=== Exercise task ===
Look below. Copy each line that has "synthon" in it.

# start of Records for the exercise

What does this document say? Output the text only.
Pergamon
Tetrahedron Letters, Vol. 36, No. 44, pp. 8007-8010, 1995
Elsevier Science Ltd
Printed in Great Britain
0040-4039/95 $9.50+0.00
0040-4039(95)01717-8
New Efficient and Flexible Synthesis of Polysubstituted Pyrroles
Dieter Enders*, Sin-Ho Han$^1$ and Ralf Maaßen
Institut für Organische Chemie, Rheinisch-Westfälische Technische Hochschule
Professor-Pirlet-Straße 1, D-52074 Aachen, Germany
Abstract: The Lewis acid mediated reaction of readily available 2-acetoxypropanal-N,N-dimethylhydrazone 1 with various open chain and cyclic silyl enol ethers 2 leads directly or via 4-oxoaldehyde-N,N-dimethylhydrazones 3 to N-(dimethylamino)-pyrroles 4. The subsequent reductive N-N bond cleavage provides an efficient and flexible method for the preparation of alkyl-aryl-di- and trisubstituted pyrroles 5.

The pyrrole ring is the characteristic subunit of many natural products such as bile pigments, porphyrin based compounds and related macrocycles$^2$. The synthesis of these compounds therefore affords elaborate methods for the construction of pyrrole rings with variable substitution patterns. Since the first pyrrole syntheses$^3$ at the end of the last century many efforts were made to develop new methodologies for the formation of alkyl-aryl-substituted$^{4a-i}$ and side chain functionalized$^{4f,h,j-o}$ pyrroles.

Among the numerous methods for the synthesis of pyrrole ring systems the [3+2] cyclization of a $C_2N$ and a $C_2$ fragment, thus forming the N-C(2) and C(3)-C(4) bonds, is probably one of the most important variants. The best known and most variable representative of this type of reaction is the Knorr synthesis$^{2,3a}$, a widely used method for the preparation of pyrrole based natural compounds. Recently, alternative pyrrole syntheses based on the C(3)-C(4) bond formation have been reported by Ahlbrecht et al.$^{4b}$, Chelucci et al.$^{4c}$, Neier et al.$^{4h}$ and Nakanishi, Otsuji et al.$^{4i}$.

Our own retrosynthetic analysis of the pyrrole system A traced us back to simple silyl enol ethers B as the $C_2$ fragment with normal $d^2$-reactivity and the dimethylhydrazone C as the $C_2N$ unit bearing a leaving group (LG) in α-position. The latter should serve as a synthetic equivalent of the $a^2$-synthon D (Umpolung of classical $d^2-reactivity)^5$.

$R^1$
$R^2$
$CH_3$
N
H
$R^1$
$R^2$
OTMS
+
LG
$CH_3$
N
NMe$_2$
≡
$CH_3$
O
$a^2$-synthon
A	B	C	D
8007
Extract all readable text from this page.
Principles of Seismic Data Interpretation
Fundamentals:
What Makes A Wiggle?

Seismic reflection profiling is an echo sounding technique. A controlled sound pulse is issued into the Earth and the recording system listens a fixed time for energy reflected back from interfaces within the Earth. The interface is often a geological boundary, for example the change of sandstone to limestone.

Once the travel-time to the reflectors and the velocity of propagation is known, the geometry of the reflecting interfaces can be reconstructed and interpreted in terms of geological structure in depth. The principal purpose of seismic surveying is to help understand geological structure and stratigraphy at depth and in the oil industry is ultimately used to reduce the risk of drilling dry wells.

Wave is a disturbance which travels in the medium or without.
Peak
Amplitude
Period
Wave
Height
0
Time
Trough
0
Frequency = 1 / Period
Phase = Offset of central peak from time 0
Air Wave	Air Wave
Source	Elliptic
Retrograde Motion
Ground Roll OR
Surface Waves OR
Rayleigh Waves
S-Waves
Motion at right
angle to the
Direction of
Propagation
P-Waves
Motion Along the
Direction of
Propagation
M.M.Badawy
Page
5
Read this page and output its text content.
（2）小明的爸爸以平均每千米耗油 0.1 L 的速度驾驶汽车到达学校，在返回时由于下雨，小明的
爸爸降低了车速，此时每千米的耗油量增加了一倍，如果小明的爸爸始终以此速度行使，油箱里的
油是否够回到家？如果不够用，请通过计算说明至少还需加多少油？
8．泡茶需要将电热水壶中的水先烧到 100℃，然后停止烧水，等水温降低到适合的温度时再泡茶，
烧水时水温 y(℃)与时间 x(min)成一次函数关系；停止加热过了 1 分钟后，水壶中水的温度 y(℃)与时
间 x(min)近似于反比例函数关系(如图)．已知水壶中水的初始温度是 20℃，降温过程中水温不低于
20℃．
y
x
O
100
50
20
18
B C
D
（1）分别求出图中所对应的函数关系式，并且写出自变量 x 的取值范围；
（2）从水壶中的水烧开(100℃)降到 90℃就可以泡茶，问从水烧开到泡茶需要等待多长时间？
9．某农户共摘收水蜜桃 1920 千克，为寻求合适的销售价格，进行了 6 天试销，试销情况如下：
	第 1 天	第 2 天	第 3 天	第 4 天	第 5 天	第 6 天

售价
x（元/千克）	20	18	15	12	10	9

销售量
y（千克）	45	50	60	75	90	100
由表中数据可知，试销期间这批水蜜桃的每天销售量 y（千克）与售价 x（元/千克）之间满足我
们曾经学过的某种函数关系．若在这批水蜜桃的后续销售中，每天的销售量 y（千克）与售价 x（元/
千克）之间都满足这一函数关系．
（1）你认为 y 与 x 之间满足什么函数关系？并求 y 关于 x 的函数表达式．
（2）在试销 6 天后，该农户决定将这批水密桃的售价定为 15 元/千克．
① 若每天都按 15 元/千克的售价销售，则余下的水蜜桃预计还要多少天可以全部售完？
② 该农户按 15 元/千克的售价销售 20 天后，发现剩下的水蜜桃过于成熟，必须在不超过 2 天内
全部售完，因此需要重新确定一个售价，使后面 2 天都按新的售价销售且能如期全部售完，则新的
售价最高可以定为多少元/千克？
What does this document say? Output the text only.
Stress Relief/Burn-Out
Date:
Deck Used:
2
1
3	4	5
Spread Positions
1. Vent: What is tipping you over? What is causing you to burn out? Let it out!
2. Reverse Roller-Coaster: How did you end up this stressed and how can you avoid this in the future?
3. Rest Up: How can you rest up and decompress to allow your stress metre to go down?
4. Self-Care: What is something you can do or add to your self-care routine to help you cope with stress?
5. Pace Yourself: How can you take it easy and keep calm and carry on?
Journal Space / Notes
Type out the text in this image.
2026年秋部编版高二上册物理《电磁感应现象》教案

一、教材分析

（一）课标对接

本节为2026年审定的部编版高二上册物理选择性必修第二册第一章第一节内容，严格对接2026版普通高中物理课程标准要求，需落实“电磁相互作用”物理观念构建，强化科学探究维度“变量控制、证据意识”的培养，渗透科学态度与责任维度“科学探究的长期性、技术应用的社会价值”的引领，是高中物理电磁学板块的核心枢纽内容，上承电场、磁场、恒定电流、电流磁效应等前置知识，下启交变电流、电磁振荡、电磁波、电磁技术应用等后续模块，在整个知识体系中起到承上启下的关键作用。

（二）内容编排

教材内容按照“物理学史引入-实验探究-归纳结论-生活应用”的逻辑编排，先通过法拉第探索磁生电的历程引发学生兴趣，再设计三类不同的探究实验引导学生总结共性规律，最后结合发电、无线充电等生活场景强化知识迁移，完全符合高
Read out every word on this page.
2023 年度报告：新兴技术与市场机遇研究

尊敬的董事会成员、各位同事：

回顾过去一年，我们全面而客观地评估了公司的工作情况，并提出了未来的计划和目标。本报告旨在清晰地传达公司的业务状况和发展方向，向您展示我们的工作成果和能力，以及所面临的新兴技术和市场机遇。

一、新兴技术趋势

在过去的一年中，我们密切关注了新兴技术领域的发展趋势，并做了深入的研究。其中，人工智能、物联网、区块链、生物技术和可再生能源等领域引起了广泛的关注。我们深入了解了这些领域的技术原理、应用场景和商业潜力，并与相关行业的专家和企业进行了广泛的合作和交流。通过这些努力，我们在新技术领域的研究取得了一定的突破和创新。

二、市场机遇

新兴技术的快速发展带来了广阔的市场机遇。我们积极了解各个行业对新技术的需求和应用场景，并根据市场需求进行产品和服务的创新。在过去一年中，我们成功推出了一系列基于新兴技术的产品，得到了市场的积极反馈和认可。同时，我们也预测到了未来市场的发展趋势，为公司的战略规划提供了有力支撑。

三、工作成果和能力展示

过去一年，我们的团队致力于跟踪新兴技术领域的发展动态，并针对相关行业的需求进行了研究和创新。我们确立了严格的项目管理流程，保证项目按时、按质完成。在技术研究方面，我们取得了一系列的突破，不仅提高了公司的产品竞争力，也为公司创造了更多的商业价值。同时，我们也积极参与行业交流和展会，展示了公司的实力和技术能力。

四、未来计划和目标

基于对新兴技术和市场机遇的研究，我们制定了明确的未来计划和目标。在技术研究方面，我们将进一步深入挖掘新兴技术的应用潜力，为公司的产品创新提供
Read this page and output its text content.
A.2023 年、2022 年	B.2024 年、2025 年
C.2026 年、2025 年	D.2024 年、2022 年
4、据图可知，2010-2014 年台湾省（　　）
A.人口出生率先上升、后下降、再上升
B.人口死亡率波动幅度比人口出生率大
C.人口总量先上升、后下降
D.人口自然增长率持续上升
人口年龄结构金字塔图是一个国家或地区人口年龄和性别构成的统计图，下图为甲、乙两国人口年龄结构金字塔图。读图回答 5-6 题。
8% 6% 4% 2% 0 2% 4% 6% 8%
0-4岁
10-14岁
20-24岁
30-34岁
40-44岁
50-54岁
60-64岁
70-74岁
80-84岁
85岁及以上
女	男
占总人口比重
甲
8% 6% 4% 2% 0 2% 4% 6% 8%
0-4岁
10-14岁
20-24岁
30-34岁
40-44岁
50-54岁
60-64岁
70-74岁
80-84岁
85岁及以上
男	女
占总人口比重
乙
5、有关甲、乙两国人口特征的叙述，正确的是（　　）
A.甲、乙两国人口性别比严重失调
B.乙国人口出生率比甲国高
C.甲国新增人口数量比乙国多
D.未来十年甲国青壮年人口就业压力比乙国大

# end of Records for the exercise

=== Exercise result ===
Our own retrosynthetic analysis of the pyrrole system A traced us back to simple silyl enol ethers B as the $C_2$ fragment with normal $d^2$-reactivity and the dimethylhydrazone C as the $C_2N$ unit bearing a leaving group (LG) in α-position. The latter should serve as a synthetic equivalent of the $a^2$-synthon D (Umpolung of classical $d^2-reactivity)^5$.
$a^2$-synthon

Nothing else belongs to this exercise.